§ EXERCISE PROMPT: Filter the entries and keep only the lines where the string "this" appears.

─── DATA PROVIDED

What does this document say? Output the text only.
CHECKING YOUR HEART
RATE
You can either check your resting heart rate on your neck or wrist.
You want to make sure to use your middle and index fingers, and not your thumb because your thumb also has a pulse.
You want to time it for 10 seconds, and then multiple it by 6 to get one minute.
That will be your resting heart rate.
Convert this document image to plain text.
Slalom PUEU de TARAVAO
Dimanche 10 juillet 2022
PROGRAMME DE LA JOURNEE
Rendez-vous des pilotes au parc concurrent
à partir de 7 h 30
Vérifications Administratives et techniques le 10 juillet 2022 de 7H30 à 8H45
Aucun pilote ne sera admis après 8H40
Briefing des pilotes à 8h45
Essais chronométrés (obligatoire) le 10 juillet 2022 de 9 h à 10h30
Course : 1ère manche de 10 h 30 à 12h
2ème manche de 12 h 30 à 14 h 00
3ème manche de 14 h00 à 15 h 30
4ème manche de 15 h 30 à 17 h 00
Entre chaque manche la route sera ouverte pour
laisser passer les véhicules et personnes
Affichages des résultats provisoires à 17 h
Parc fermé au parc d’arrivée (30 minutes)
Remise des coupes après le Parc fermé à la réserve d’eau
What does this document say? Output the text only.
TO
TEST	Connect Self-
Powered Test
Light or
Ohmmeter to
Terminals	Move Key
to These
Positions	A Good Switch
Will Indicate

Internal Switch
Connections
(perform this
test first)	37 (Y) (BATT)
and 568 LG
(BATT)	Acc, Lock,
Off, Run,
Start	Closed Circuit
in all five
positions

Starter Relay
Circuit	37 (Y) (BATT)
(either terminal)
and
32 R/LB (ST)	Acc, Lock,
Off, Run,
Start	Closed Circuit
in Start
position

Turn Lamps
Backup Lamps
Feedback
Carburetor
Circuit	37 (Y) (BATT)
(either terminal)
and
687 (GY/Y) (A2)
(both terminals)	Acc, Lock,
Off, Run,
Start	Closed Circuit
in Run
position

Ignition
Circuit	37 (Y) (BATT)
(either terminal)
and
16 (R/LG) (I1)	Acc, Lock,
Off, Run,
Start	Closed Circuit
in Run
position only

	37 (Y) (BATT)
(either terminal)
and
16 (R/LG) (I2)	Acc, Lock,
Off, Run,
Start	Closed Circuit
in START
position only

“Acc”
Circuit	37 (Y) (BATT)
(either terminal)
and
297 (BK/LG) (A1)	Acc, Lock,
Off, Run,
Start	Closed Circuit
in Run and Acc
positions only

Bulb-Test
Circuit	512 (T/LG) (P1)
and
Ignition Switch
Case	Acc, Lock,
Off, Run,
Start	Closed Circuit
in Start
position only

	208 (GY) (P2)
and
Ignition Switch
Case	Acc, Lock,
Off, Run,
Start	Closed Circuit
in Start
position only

──────

§ THE ANSWER:
What does this document say? Output the text only.
Convert this document image to plain text.
What does this document say? Output the text only.
(perform this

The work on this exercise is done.